Stated exercise -
Gather up the lines that contain "彩色笔一盒".

Provided records -
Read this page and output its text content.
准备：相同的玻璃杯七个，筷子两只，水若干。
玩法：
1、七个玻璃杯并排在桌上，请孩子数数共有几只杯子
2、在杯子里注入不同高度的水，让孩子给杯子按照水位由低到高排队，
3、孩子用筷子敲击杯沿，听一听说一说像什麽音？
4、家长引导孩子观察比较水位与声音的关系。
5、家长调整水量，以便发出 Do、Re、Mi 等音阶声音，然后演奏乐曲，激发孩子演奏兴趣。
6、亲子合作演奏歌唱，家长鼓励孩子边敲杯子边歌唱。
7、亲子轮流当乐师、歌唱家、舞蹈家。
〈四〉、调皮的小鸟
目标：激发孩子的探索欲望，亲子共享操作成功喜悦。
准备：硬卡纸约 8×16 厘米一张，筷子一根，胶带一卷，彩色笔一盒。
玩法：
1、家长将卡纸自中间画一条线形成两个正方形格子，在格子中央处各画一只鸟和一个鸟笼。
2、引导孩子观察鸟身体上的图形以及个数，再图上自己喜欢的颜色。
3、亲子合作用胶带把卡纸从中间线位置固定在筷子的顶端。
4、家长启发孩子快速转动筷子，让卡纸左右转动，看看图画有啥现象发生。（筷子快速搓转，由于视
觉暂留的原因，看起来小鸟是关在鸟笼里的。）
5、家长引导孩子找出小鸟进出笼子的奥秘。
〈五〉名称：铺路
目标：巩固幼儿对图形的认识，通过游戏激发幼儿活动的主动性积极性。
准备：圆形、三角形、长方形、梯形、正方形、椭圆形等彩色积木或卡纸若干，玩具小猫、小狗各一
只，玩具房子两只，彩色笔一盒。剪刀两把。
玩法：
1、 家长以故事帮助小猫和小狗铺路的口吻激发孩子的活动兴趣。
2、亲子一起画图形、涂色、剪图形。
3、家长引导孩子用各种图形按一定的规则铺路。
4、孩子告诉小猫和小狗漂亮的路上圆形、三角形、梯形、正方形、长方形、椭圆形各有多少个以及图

Reply -
准备：硬卡纸约 8×16 厘米一张，筷子一根，胶带一卷，彩色笔一盒。
只，玩具房子两只，彩色笔一盒。剪刀两把。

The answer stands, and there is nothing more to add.